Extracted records
+ + + + + + +
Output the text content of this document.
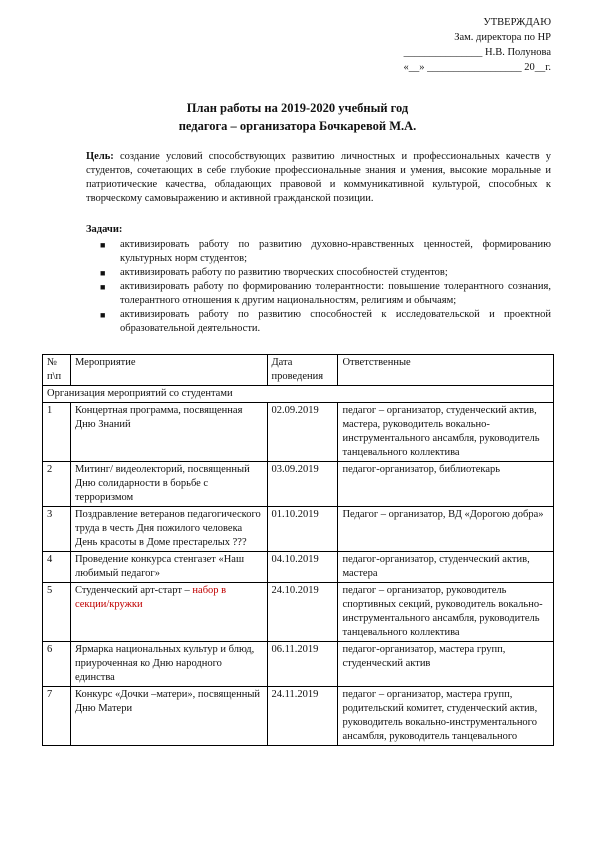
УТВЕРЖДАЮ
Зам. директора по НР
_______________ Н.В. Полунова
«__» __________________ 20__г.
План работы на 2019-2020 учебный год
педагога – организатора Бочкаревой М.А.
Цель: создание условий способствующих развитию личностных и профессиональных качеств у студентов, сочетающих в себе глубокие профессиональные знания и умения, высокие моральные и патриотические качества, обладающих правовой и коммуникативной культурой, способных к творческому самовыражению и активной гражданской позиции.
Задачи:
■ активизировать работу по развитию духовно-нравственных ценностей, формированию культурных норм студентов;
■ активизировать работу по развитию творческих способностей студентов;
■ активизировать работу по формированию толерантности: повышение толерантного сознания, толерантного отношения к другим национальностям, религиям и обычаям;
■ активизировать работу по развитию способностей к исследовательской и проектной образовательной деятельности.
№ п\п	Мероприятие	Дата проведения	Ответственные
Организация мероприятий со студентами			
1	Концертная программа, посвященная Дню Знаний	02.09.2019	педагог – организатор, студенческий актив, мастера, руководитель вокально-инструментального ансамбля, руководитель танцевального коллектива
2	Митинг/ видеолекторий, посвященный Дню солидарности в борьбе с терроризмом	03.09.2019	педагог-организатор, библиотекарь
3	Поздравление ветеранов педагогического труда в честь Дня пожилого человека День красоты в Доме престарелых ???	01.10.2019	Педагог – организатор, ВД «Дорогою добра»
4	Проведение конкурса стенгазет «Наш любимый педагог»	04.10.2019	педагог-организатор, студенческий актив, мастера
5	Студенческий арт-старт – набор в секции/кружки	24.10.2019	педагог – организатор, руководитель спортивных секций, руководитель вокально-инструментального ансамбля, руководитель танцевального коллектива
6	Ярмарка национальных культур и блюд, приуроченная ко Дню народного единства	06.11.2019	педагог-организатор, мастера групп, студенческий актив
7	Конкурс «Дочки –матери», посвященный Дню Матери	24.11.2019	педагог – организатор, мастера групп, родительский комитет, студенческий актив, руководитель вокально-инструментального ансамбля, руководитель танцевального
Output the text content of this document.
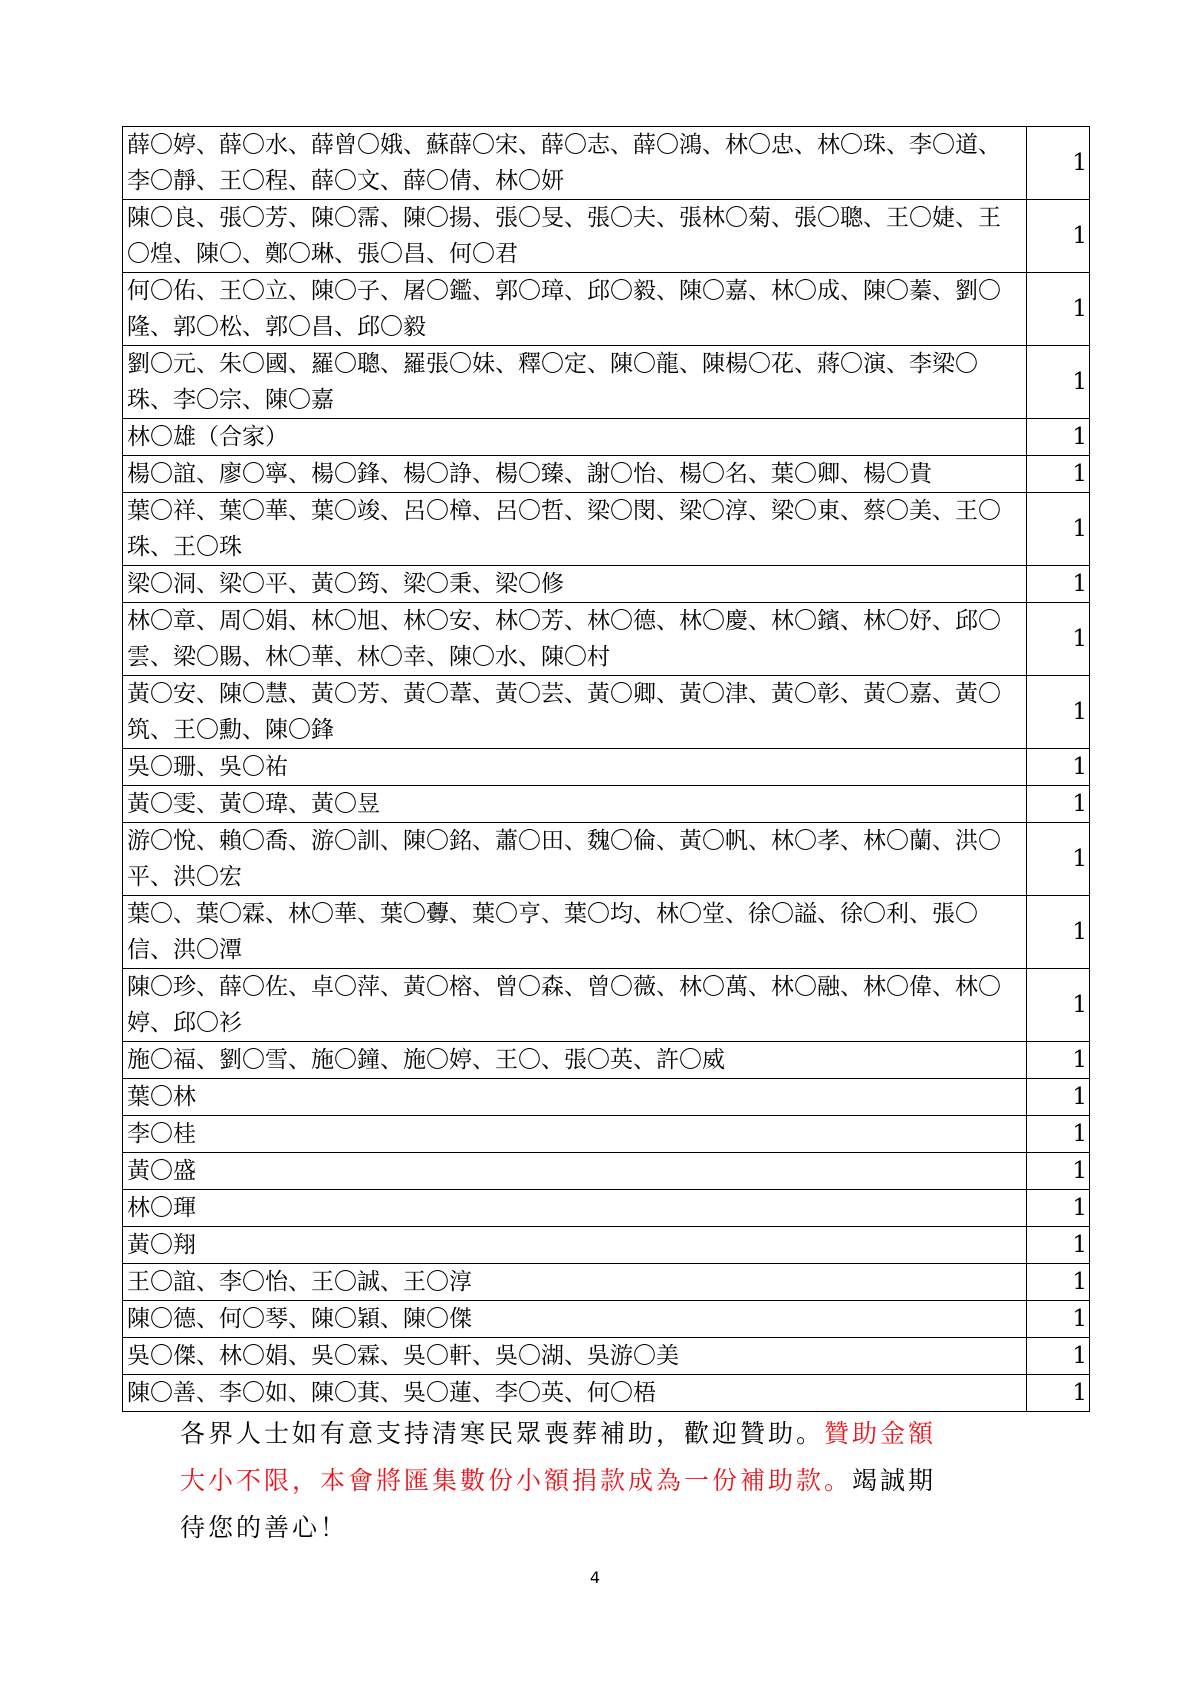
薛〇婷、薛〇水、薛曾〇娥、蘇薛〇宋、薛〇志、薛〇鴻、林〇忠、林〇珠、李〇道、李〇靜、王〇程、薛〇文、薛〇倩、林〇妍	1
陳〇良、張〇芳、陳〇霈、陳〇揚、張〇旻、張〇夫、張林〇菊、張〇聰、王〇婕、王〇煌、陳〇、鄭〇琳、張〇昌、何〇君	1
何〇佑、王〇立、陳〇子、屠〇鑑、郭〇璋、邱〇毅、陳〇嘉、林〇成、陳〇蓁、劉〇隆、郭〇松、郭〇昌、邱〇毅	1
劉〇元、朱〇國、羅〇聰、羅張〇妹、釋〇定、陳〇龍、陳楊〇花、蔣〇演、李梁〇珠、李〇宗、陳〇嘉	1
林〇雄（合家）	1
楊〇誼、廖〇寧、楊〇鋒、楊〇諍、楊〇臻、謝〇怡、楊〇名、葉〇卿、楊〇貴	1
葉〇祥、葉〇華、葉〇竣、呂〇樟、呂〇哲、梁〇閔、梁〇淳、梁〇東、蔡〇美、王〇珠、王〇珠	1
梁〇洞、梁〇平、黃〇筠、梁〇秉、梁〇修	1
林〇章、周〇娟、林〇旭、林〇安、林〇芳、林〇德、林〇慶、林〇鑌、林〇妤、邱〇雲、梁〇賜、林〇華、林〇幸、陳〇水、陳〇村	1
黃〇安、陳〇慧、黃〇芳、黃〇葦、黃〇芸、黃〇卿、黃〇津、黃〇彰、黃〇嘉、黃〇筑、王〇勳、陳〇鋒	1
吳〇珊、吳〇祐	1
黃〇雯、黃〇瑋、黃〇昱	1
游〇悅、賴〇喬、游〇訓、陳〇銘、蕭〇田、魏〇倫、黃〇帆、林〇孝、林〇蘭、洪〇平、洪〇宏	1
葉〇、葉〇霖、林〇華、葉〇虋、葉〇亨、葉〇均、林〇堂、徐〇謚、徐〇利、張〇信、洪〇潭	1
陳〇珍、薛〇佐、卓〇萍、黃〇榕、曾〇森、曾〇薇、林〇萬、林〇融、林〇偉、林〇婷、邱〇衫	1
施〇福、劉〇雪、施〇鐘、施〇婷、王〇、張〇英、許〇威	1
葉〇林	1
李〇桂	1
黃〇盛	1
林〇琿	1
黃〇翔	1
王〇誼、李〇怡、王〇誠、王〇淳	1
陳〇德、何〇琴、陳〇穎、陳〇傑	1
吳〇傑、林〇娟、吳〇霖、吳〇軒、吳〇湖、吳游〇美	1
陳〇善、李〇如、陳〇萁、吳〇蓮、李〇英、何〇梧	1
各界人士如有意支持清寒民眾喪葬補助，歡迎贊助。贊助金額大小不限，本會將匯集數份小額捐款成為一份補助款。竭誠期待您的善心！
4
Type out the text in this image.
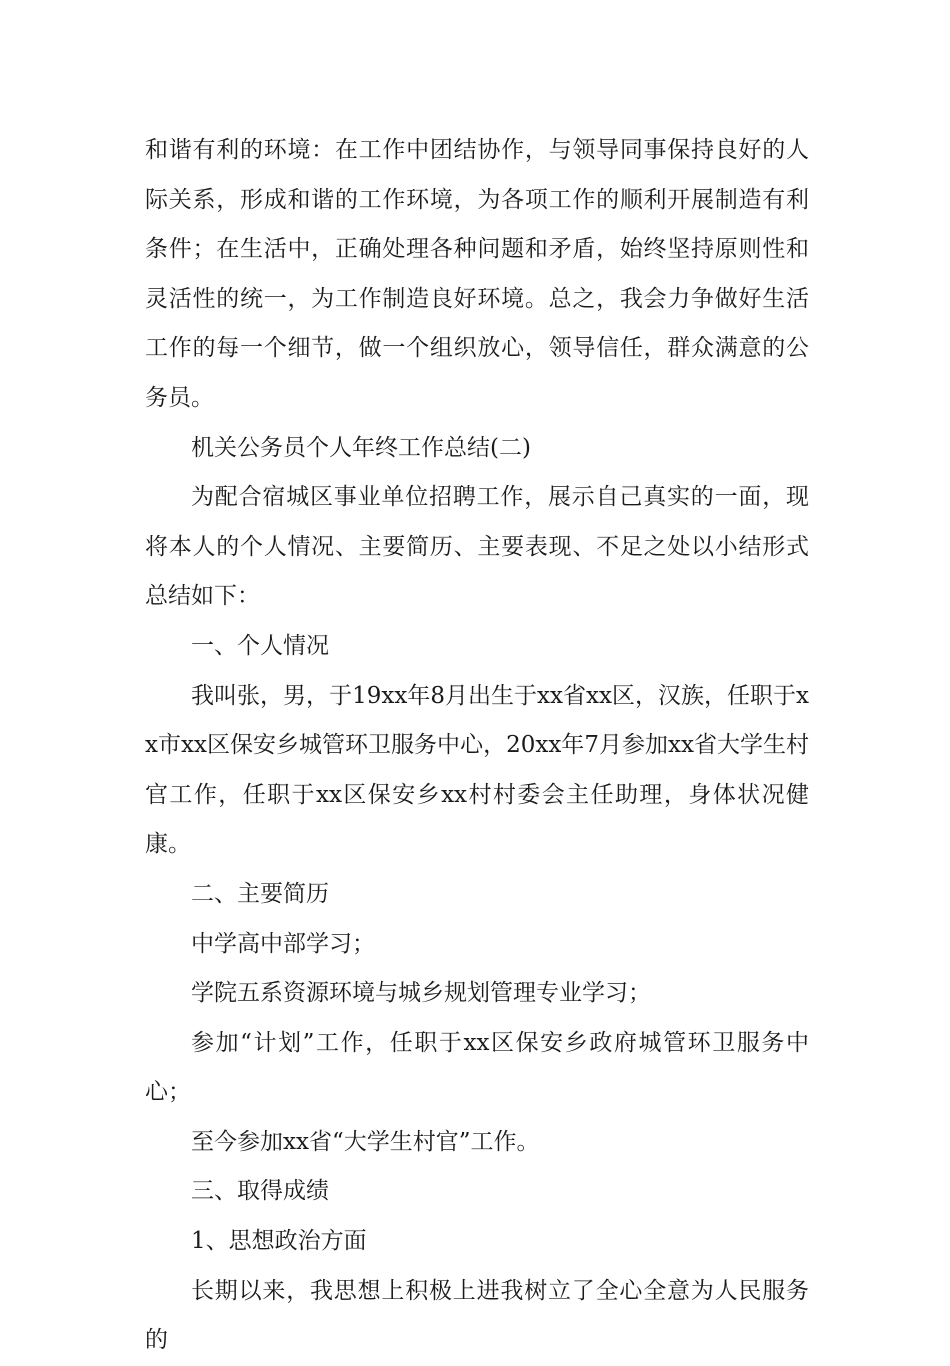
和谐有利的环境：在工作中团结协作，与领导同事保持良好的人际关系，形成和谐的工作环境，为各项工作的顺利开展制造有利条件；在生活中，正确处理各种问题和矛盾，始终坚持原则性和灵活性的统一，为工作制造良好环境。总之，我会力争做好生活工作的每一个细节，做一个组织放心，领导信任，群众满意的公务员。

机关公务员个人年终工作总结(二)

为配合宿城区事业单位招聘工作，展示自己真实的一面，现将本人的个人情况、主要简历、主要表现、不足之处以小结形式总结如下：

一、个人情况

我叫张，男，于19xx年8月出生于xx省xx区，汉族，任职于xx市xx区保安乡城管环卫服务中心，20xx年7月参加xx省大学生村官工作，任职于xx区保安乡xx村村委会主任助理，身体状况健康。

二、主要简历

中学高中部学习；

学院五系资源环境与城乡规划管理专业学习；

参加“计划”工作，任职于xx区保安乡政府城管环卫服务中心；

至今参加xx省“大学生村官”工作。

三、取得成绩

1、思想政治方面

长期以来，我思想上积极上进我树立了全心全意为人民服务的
+ + + + + + +
• [PROBLEM DETAILS]
Go through the records and gather the lines that hold "способностей".

• [RESULT OF THE EXERCISE]
■ активизировать работу по развитию творческих способностей студентов;
■ активизировать работу по развитию способностей к исследовательской и проектной образовательной деятельности.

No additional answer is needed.